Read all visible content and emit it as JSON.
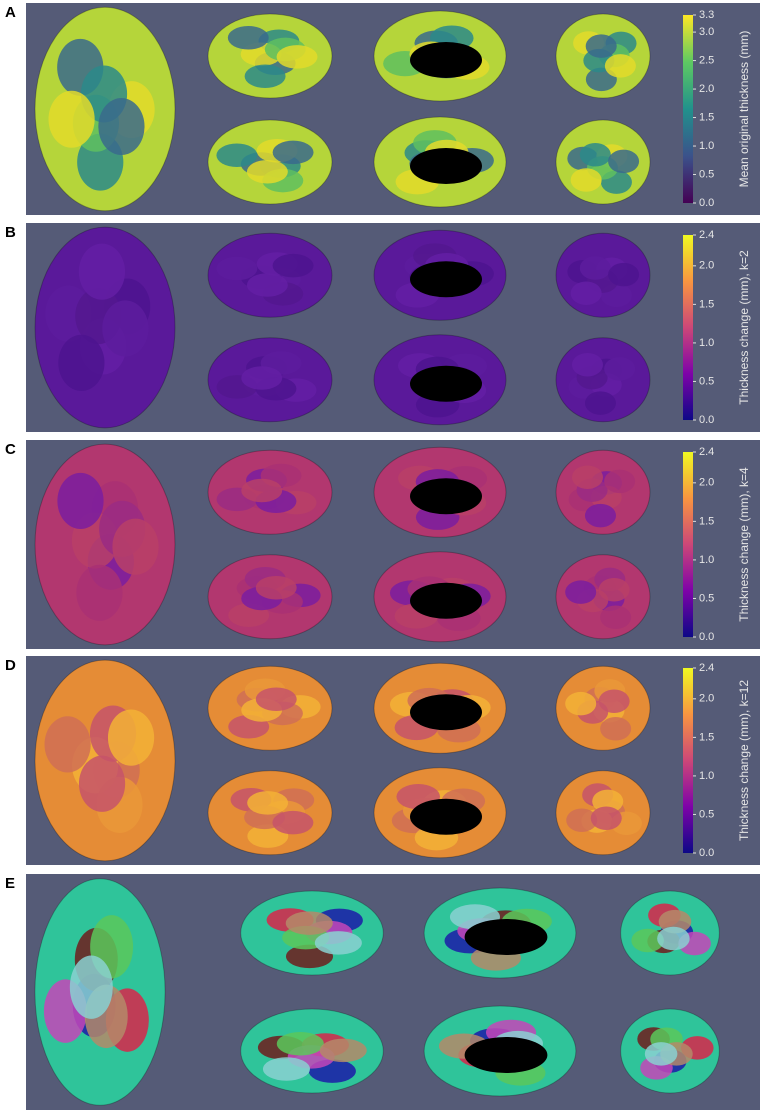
{
  "panels": [
    {
      "letter": "A",
      "colormap": "viridis",
      "colorbar": {
        "title": "Mean original thickness (mm)",
        "lim": [
          0,
          3.3
        ],
        "ticks": [
          {
            "value": 0,
            "label": "0.0"
          },
          0.5,
          {
            "value": 1,
            "label": "1.0"
          },
          1.5,
          {
            "value": 2,
            "label": "2.0"
          },
          2.5,
          {
            "value": 3,
            "label": "3.0"
          },
          3.3
        ]
      }
    },
    {
      "letter": "B",
      "colormap": "plasma",
      "colorbar": {
        "title": "Thickness change (mm), k=2",
        "lim": [
          0,
          2.4
        ],
        "ticks": [
          {
            "value": 0,
            "label": "0.0"
          },
          0.5,
          {
            "value": 1,
            "label": "1.0"
          },
          1.5,
          {
            "value": 2,
            "label": "2.0"
          },
          2.4
        ]
      }
    },
    {
      "letter": "C",
      "colormap": "plasma",
      "colorbar": {
        "title": "Thickness change (mm), k=4",
        "lim": [
          0,
          2.4
        ],
        "ticks": [
          {
            "value": 0,
            "label": "0.0"
          },
          0.5,
          {
            "value": 1,
            "label": "1.0"
          },
          1.5,
          {
            "value": 2,
            "label": "2.0"
          },
          2.4
        ]
      }
    },
    {
      "letter": "D",
      "colormap": "plasma",
      "colorbar": {
        "title": "Thickness change (mm), k=12",
        "lim": [
          0,
          2.4
        ],
        "ticks": [
          {
            "value": 0,
            "label": "0.0"
          },
          0.5,
          {
            "value": 1,
            "label": "1.0"
          },
          1.5,
          {
            "value": 2,
            "label": "2.0"
          },
          2.4
        ]
      }
    },
    {
      "letter": "E"
    }
  ]
}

======

Goal
Are you able to set down all the lines above exactly, without any pictures?

Solution below
Read all visible content and emit it as JSON.
{
  "panels": [
    {
      "letter": "A",
      "colormap": "viridis",
      "colorbar": {
        "title": "Mean original thickness (mm)",
        "lim": [
          0,
          3.3
        ],
        "ticks": [
          {
            "value": 0,
            "label": "0.0"
          },
          0.5,
          {
            "value": 1,
            "label": "1.0"
          },
          1.5,
          {
            "value": 2,
            "label": "2.0"
          },
          2.5,
          {
            "value": 3,
            "label": "3.0"
          },
          3.3
        ]
      }
    },
    {
      "letter": "B",
      "colormap": "plasma",
      "colorbar": {
        "title": "Thickness change (mm), k=2",
        "lim": [
          0,
          2.4
        ],
        "ticks": [
          {
            "value": 0,
            "label": "0.0"
          },
          0.5,
          {
            "value": 1,
            "label": "1.0"
          },
          1.5,
          {
            "value": 2,
            "label": "2.0"
          },
          2.4
        ]
      }
    },
    {
      "letter": "C",
      "colormap": "plasma",
      "colorbar": {
        "title": "Thickness change (mm), k=4",
        "lim": [
          0,
          2.4
        ],
        "ticks": [
          {
            "value": 0,
            "label": "0.0"
          },
          0.5,
          {
            "value": 1,
            "label": "1.0"
          },
          1.5,
          {
            "value": 2,
            "label": "2.0"
          },
          2.4
        ]
      }
    },
    {
      "letter": "D",
      "colormap": "plasma",
      "colorbar": {
        "title": "Thickness change (mm), k=12",
        "lim": [
          0,
          2.4
        ],
        "ticks": [
          {
            "value": 0,
            "label": "0.0"
          },
          0.5,
          {
            "value": 1,
            "label": "1.0"
          },
          1.5,
          {
            "value": 2,
            "label": "2.0"
          },
          2.4
        ]
      }
    },
    {
      "letter": "E"
    }
  ]
}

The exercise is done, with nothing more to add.